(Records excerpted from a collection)

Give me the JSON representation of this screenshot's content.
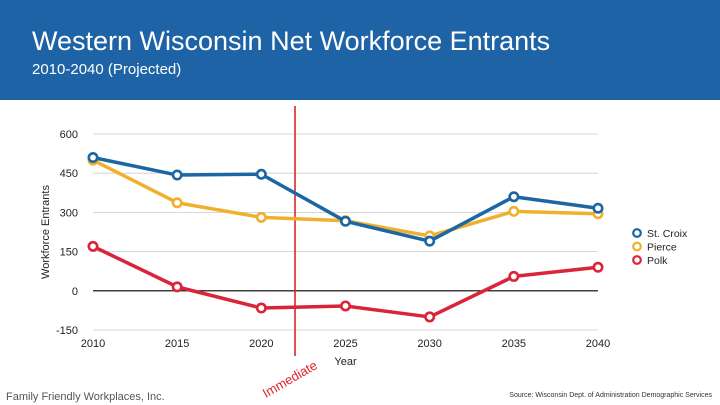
{
  "header": {
    "title": "Western Wisconsin Net Workforce Entrants",
    "subtitle": "2010-2040 (Projected)"
  },
  "footer": {
    "left": "Family Friendly Workplaces, Inc.",
    "right": "Source: Wisconsin Dept. of Administration Demographic Services"
  },
  "colors": {
    "header_bg": "#1d63a6",
    "st_croix": "#1c66a3",
    "pierce": "#f0b02e",
    "polk": "#d9243a",
    "marker": "#e0222c"
  },
  "chart_data": {
    "type": "line",
    "xlabel": "Year",
    "ylabel": "Workforce Entrants",
    "x": [
      2010,
      2015,
      2020,
      2025,
      2030,
      2035,
      2040
    ],
    "ylim": [
      -150,
      600
    ],
    "yticks": [
      -150,
      0,
      150,
      300,
      450,
      600
    ],
    "grid": true,
    "legend": "right",
    "series": [
      {
        "name": "St. Croix",
        "color_key": "st_croix",
        "values": [
          510,
          443,
          446,
          266,
          190,
          360,
          316
        ]
      },
      {
        "name": "Pierce",
        "color_key": "pierce",
        "values": [
          500,
          337,
          281,
          268,
          210,
          304,
          295
        ]
      },
      {
        "name": "Polk",
        "color_key": "polk",
        "values": [
          170,
          15,
          -66,
          -58,
          -100,
          55,
          90
        ]
      }
    ],
    "marker": {
      "label": "Immediate",
      "x": 2022
    }
  }
}
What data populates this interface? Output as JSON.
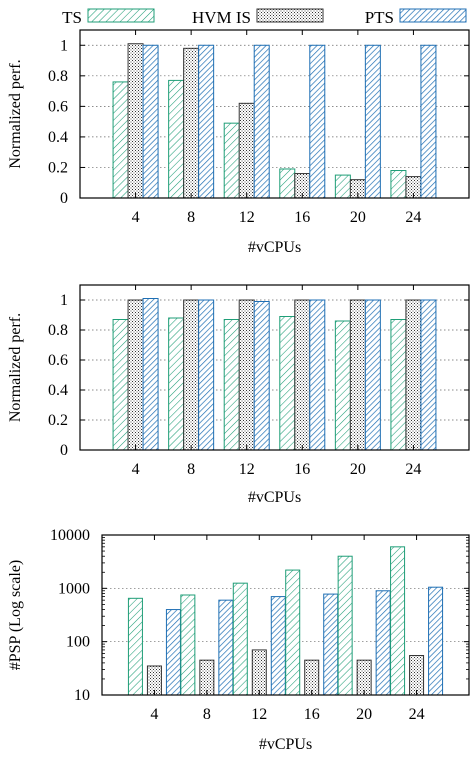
{
  "legend": {
    "items": [
      {
        "label": "TS",
        "pattern": "ts"
      },
      {
        "label": "HVM IS",
        "pattern": "hvm"
      },
      {
        "label": "PTS",
        "pattern": "pts"
      }
    ]
  },
  "colors": {
    "ts": "#1f9e77",
    "hvm": "#333333",
    "pts": "#1f6fb4",
    "grid": "#666666"
  },
  "chart_data": [
    {
      "type": "bar",
      "categories": [
        "4",
        "8",
        "12",
        "16",
        "20",
        "24"
      ],
      "series": [
        {
          "name": "TS",
          "values": [
            0.76,
            0.77,
            0.49,
            0.19,
            0.15,
            0.18
          ]
        },
        {
          "name": "HVM IS",
          "values": [
            1.01,
            0.98,
            0.62,
            0.16,
            0.12,
            0.14
          ]
        },
        {
          "name": "PTS",
          "values": [
            1.0,
            1.0,
            1.0,
            1.0,
            1.0,
            1.0
          ]
        }
      ],
      "xlabel": "#vCPUs",
      "ylabel": "Normalized perf.",
      "ylim": [
        0,
        1.1
      ],
      "yticks": [
        0,
        0.2,
        0.4,
        0.6,
        0.8,
        1
      ],
      "ytick_labels": [
        "0",
        "0.2",
        "0.4",
        "0.6",
        "0.8",
        "1"
      ],
      "log": false,
      "grid": "horizontal dotted"
    },
    {
      "type": "bar",
      "categories": [
        "4",
        "8",
        "12",
        "16",
        "20",
        "24"
      ],
      "series": [
        {
          "name": "TS",
          "values": [
            0.87,
            0.88,
            0.87,
            0.89,
            0.86,
            0.87
          ]
        },
        {
          "name": "HVM IS",
          "values": [
            1.0,
            1.0,
            1.0,
            1.0,
            1.0,
            1.0
          ]
        },
        {
          "name": "PTS",
          "values": [
            1.01,
            1.0,
            0.99,
            1.0,
            1.0,
            1.0
          ]
        }
      ],
      "xlabel": "#vCPUs",
      "ylabel": "Normalized perf.",
      "ylim": [
        0,
        1.1
      ],
      "yticks": [
        0,
        0.2,
        0.4,
        0.6,
        0.8,
        1
      ],
      "ytick_labels": [
        "0",
        "0.2",
        "0.4",
        "0.6",
        "0.8",
        "1"
      ],
      "log": false,
      "grid": "horizontal dotted"
    },
    {
      "type": "bar",
      "categories": [
        "4",
        "8",
        "12",
        "16",
        "20",
        "24"
      ],
      "series": [
        {
          "name": "TS",
          "values": [
            650,
            750,
            1250,
            2200,
            4000,
            6000
          ]
        },
        {
          "name": "HVM IS",
          "values": [
            35,
            45,
            70,
            45,
            45,
            55
          ]
        },
        {
          "name": "PTS",
          "values": [
            400,
            600,
            700,
            780,
            900,
            1050
          ]
        }
      ],
      "xlabel": "#vCPUs",
      "ylabel": "#PSP (Log scale)",
      "ylim": [
        10,
        10000
      ],
      "yticks": [
        10,
        100,
        1000,
        10000
      ],
      "ytick_labels": [
        "10",
        "100",
        "1000",
        "10000"
      ],
      "log": true,
      "grid": "horizontal dotted"
    }
  ]
}
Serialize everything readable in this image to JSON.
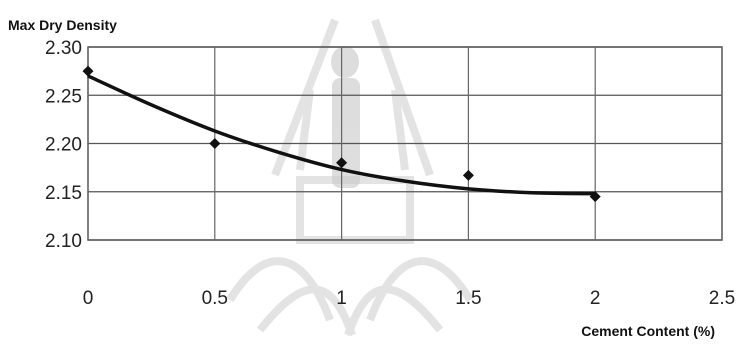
{
  "chart_data": {
    "type": "scatter",
    "title": "",
    "ylabel": "Max Dry Density",
    "xlabel": "Cement Content (%)",
    "xlim": [
      0,
      2.5
    ],
    "ylim": [
      2.1,
      2.3
    ],
    "xticks": [
      "0",
      "0.5",
      "1",
      "1.5",
      "2",
      "2.5"
    ],
    "yticks": [
      "2.30",
      "2.25",
      "2.20",
      "2.15",
      "2.10"
    ],
    "grid": true,
    "series": [
      {
        "x": [
          0,
          0.5,
          1,
          1.5,
          2
        ],
        "y": [
          2.275,
          2.2,
          2.18,
          2.167,
          2.145
        ],
        "marker": "diamond",
        "color": "#111111"
      }
    ],
    "trendline": {
      "type": "polynomial",
      "x": [
        0,
        0.25,
        0.5,
        0.75,
        1,
        1.25,
        1.5,
        1.75,
        2
      ],
      "y": [
        2.27,
        2.24,
        2.213,
        2.191,
        2.173,
        2.161,
        2.153,
        2.149,
        2.148
      ],
      "color": "#111111"
    }
  }
}
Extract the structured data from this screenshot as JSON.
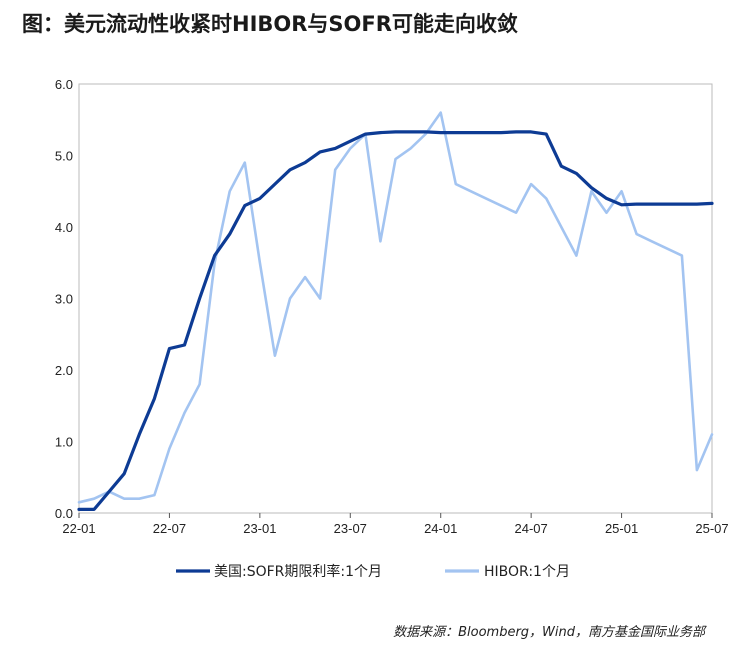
{
  "chart_data": {
    "type": "line",
    "title": "图：美元流动性收紧时HIBOR与SOFR可能走向收敛",
    "source": "数据来源：Bloomberg，Wind，南方基金国际业务部",
    "xlim": [
      "2022-01",
      "2025-07"
    ],
    "ylim": [
      0,
      6
    ],
    "x_ticks": [
      "22-01",
      "22-07",
      "23-01",
      "23-07",
      "24-01",
      "24-07",
      "25-01",
      "25-07"
    ],
    "y_ticks": [
      "0.0",
      "1.0",
      "2.0",
      "3.0",
      "4.0",
      "5.0",
      "6.0"
    ],
    "grid": false,
    "legend_position": "bottom",
    "colors": {
      "sofr": "#0d3b94",
      "hibor": "#a3c4f1"
    },
    "series": [
      {
        "name": "美国:SOFR期限利率:1个月",
        "x": [
          "2022-01",
          "2022-02",
          "2022-03",
          "2022-04",
          "2022-05",
          "2022-06",
          "2022-07",
          "2022-08",
          "2022-09",
          "2022-10",
          "2022-11",
          "2022-12",
          "2023-01",
          "2023-02",
          "2023-03",
          "2023-04",
          "2023-05",
          "2023-06",
          "2023-07",
          "2023-08",
          "2023-09",
          "2023-10",
          "2023-11",
          "2023-12",
          "2024-01",
          "2024-02",
          "2024-03",
          "2024-04",
          "2024-05",
          "2024-06",
          "2024-07",
          "2024-08",
          "2024-09",
          "2024-10",
          "2024-11",
          "2024-12",
          "2025-01",
          "2025-02",
          "2025-03",
          "2025-04",
          "2025-05",
          "2025-06",
          "2025-07"
        ],
        "values": [
          0.05,
          0.05,
          0.3,
          0.55,
          1.1,
          1.6,
          2.3,
          2.35,
          3.0,
          3.6,
          3.9,
          4.3,
          4.4,
          4.6,
          4.8,
          4.9,
          5.05,
          5.1,
          5.2,
          5.3,
          5.32,
          5.33,
          5.33,
          5.33,
          5.32,
          5.32,
          5.32,
          5.32,
          5.32,
          5.33,
          5.33,
          5.3,
          4.85,
          4.75,
          4.55,
          4.4,
          4.31,
          4.32,
          4.32,
          4.32,
          4.32,
          4.32,
          4.33
        ]
      },
      {
        "name": "HIBOR:1个月",
        "x": [
          "2022-01",
          "2022-02",
          "2022-03",
          "2022-04",
          "2022-05",
          "2022-06",
          "2022-07",
          "2022-08",
          "2022-09",
          "2022-10",
          "2022-11",
          "2022-12",
          "2023-01",
          "2023-02",
          "2023-03",
          "2023-04",
          "2023-05",
          "2023-06",
          "2023-07",
          "2023-08",
          "2023-09",
          "2023-10",
          "2023-11",
          "2023-12",
          "2024-01",
          "2024-02",
          "2024-03",
          "2024-04",
          "2024-05",
          "2024-06",
          "2024-07",
          "2024-08",
          "2024-09",
          "2024-10",
          "2024-11",
          "2024-12",
          "2025-01",
          "2025-02",
          "2025-03",
          "2025-04",
          "2025-05",
          "2025-06",
          "2025-07"
        ],
        "values": [
          0.15,
          0.2,
          0.3,
          0.2,
          0.2,
          0.25,
          0.9,
          1.4,
          1.8,
          3.5,
          4.5,
          4.9,
          3.5,
          2.2,
          3.0,
          3.3,
          3.0,
          4.8,
          5.1,
          5.3,
          3.8,
          4.95,
          5.1,
          5.3,
          5.6,
          4.6,
          4.5,
          4.4,
          4.3,
          4.2,
          4.6,
          4.4,
          4.0,
          3.6,
          4.5,
          4.2,
          4.5,
          3.9,
          3.8,
          3.7,
          3.6,
          0.6,
          1.1
        ]
      }
    ]
  }
}
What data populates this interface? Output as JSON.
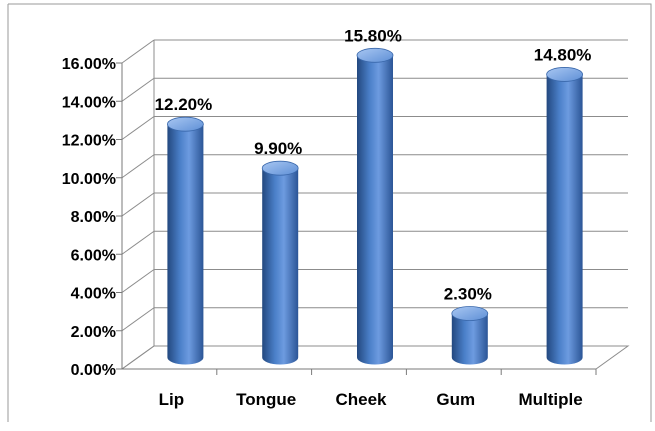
{
  "chart_data": {
    "type": "bar",
    "title": "",
    "xlabel": "",
    "ylabel": "",
    "categories": [
      "Lip",
      "Tongue",
      "Cheek",
      "Gum",
      "Multiple"
    ],
    "values": [
      12.2,
      9.9,
      15.8,
      2.3,
      14.8
    ],
    "data_labels": [
      "12.20%",
      "9.90%",
      "15.80%",
      "2.30%",
      "14.80%"
    ],
    "y_ticks": [
      "0.00%",
      "2.00%",
      "4.00%",
      "6.00%",
      "8.00%",
      "10.00%",
      "12.00%",
      "14.00%",
      "16.00%"
    ],
    "ylim": [
      0,
      16
    ],
    "grid": true,
    "legend": "none",
    "bar_style": "3d-cylinder",
    "colors": {
      "bar": "#4a7fc8",
      "bar_dark": "#23487f",
      "bar_light": "#8fb4ea",
      "grid": "#8c8c8c",
      "border": "#9a9a9a"
    }
  }
}
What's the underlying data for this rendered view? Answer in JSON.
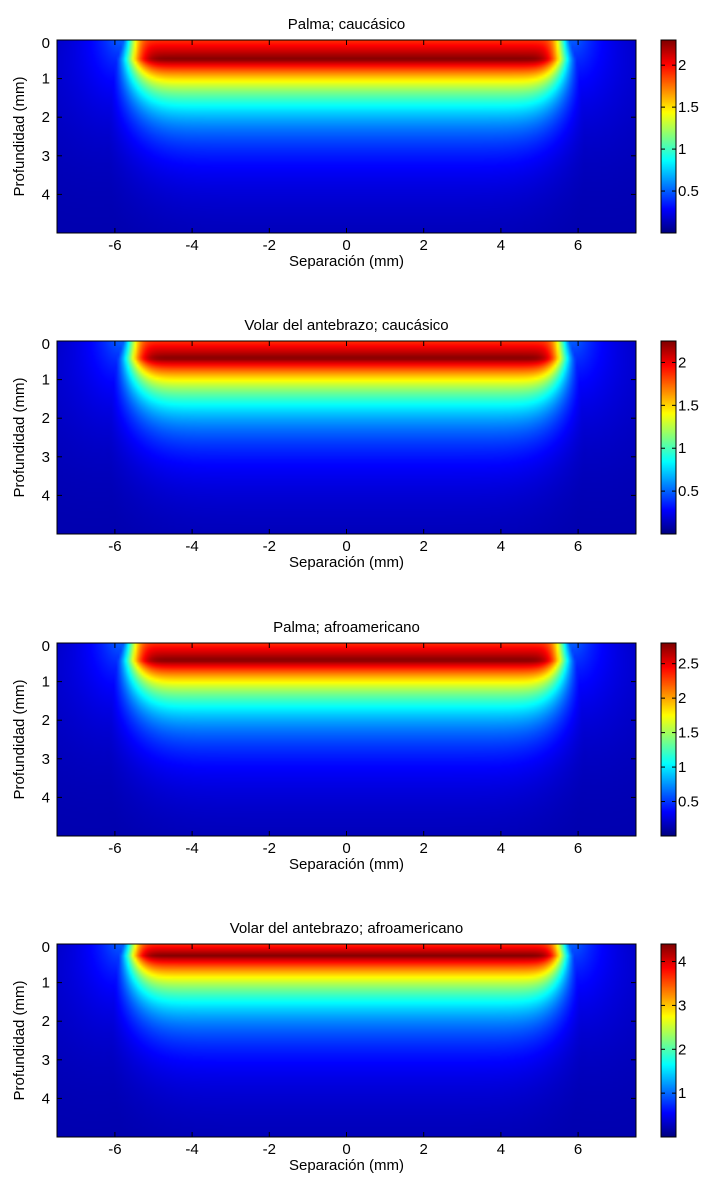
{
  "chart_data": [
    {
      "type": "heatmap",
      "title": "Palma; caucásico",
      "xlabel": "Separación (mm)",
      "ylabel": "Profundidad (mm)",
      "xlim": [
        -7.5,
        7.5
      ],
      "ylim": [
        0,
        5
      ],
      "y_reversed": true,
      "xticks": [
        -6,
        -4,
        -2,
        0,
        2,
        4,
        6
      ],
      "yticks": [
        0,
        1,
        2,
        3,
        4
      ],
      "colormap": "jet",
      "clim": [
        0,
        2.3
      ],
      "colorbar_ticks": [
        0.5,
        1,
        1.5,
        2
      ],
      "source_half_width": 5.6,
      "peak_depth": 0.5,
      "peak_value": 2.3
    },
    {
      "type": "heatmap",
      "title": "Volar del antebrazo; caucásico",
      "xlabel": "Separación (mm)",
      "ylabel": "Profundidad (mm)",
      "xlim": [
        -7.5,
        7.5
      ],
      "ylim": [
        0,
        5
      ],
      "y_reversed": true,
      "xticks": [
        -6,
        -4,
        -2,
        0,
        2,
        4,
        6
      ],
      "yticks": [
        0,
        1,
        2,
        3,
        4
      ],
      "colormap": "jet",
      "clim": [
        0,
        2.25
      ],
      "colorbar_ticks": [
        0.5,
        1,
        1.5,
        2
      ],
      "source_half_width": 5.6,
      "peak_depth": 0.45,
      "peak_value": 2.25
    },
    {
      "type": "heatmap",
      "title": "Palma; afroamericano",
      "xlabel": "Separación (mm)",
      "ylabel": "Profundidad (mm)",
      "xlim": [
        -7.5,
        7.5
      ],
      "ylim": [
        0,
        5
      ],
      "y_reversed": true,
      "xticks": [
        -6,
        -4,
        -2,
        0,
        2,
        4,
        6
      ],
      "yticks": [
        0,
        1,
        2,
        3,
        4
      ],
      "colormap": "jet",
      "clim": [
        0,
        2.8
      ],
      "colorbar_ticks": [
        0.5,
        1,
        1.5,
        2,
        2.5
      ],
      "source_half_width": 5.6,
      "peak_depth": 0.45,
      "peak_value": 2.8
    },
    {
      "type": "heatmap",
      "title": "Volar del antebrazo; afroamericano",
      "xlabel": "Separación (mm)",
      "ylabel": "Profundidad (mm)",
      "xlim": [
        -7.5,
        7.5
      ],
      "ylim": [
        0,
        5
      ],
      "y_reversed": true,
      "xticks": [
        -6,
        -4,
        -2,
        0,
        2,
        4,
        6
      ],
      "yticks": [
        0,
        1,
        2,
        3,
        4
      ],
      "colormap": "jet",
      "clim": [
        0,
        4.4
      ],
      "colorbar_ticks": [
        1,
        2,
        3,
        4
      ],
      "source_half_width": 5.6,
      "peak_depth": 0.3,
      "peak_value": 4.4
    }
  ]
}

#### Request:
Report the number of lines holding the string "Entrants", without any other words.

#### Answer for this exercise:
2